Extracted records
[Begin]
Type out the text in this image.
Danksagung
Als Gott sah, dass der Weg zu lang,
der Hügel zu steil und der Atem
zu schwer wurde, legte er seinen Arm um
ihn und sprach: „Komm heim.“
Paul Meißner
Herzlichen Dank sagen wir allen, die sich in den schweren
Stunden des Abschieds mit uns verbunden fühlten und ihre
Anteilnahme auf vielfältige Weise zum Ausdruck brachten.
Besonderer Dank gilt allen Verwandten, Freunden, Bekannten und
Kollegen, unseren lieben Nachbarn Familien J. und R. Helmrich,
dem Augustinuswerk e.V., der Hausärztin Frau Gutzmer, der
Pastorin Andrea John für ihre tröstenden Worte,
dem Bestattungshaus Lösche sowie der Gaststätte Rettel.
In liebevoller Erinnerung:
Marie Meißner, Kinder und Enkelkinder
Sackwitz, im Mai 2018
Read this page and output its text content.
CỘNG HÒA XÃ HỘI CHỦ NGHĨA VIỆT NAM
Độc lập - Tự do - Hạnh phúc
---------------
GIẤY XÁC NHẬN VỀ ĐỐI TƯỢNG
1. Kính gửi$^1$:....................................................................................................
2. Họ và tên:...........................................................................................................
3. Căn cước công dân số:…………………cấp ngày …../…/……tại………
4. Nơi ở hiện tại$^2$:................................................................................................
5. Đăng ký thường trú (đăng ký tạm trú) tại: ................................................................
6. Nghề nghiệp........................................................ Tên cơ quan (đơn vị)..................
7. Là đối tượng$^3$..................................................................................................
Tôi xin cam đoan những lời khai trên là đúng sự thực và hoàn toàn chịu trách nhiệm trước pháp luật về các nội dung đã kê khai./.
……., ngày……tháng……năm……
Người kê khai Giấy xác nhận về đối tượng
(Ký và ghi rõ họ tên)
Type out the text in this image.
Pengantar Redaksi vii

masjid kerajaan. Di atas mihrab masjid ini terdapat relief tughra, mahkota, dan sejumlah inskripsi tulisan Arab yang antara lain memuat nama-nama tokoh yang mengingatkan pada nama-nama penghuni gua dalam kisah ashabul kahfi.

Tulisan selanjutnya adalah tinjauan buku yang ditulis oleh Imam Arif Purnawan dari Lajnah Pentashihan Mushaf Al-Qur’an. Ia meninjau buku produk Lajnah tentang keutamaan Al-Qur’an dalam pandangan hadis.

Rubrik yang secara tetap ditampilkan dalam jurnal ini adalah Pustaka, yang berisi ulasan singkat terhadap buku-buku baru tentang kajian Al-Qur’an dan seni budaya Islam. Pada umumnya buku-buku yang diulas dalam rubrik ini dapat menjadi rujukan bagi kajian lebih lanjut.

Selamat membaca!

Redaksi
[End]
- Exercise directions -
Write the material out exactly, with nothing left out.

- Result -
Type out the text in this image.
Danksagung
Als Gott sah, dass der Weg zu lang,
der Hügel zu steil und der Atem
zu schwer wurde, legte er seinen Arm um
ihn und sprach: „Komm heim.“
Paul Meißner
Herzlichen Dank sagen wir allen, die sich in den schweren
Stunden des Abschieds mit uns verbunden fühlten und ihre
Anteilnahme auf vielfältige Weise zum Ausdruck brachten.
Besonderer Dank gilt allen Verwandten, Freunden, Bekannten und
Kollegen, unseren lieben Nachbarn Familien J. und R. Helmrich,
dem Augustinuswerk e.V., der Hausärztin Frau Gutzmer, der
Pastorin Andrea John für ihre tröstenden Worte,
dem Bestattungshaus Lösche sowie der Gaststätte Rettel.
In liebevoller Erinnerung:
Marie Meißner, Kinder und Enkelkinder
Sackwitz, im Mai 2018
Read this page and output its text content.
CỘNG HÒA XÃ HỘI CHỦ NGHĨA VIỆT NAM
Độc lập - Tự do - Hạnh phúc
---------------
GIẤY XÁC NHẬN VỀ ĐỐI TƯỢNG
1. Kính gửi$^1$:....................................................................................................
2. Họ và tên:...........................................................................................................
3. Căn cước công dân số:…………………cấp ngày …../…/……tại………
4. Nơi ở hiện tại$^2$:................................................................................................
5. Đăng ký thường trú (đăng ký tạm trú) tại: ................................................................
6. Nghề nghiệp........................................................ Tên cơ quan (đơn vị)..................
7. Là đối tượng$^3$..................................................................................................
Tôi xin cam đoan những lời khai trên là đúng sự thực và hoàn toàn chịu trách nhiệm trước pháp luật về các nội dung đã kê khai./.
……., ngày……tháng……năm……
Người kê khai Giấy xác nhận về đối tượng
(Ký và ghi rõ họ tên)
Type out the text in this image.
Pengantar Redaksi vii

masjid kerajaan. Di atas mihrab masjid ini terdapat relief tughra, mahkota, dan sejumlah inskripsi tulisan Arab yang antara lain memuat nama-nama tokoh yang mengingatkan pada nama-nama penghuni gua dalam kisah ashabul kahfi.

Tulisan selanjutnya adalah tinjauan buku yang ditulis oleh Imam Arif Purnawan dari Lajnah Pentashihan Mushaf Al-Qur’an. Ia meninjau buku produk Lajnah tentang keutamaan Al-Qur’an dalam pandangan hadis.

Rubrik yang secara tetap ditampilkan dalam jurnal ini adalah Pustaka, yang berisi ulasan singkat terhadap buku-buku baru tentang kajian Al-Qur’an dan seni budaya Islam. Pada umumnya buku-buku yang diulas dalam rubrik ini dapat menjadi rujukan bagi kajian lebih lanjut.

Selamat membaca!

Redaksi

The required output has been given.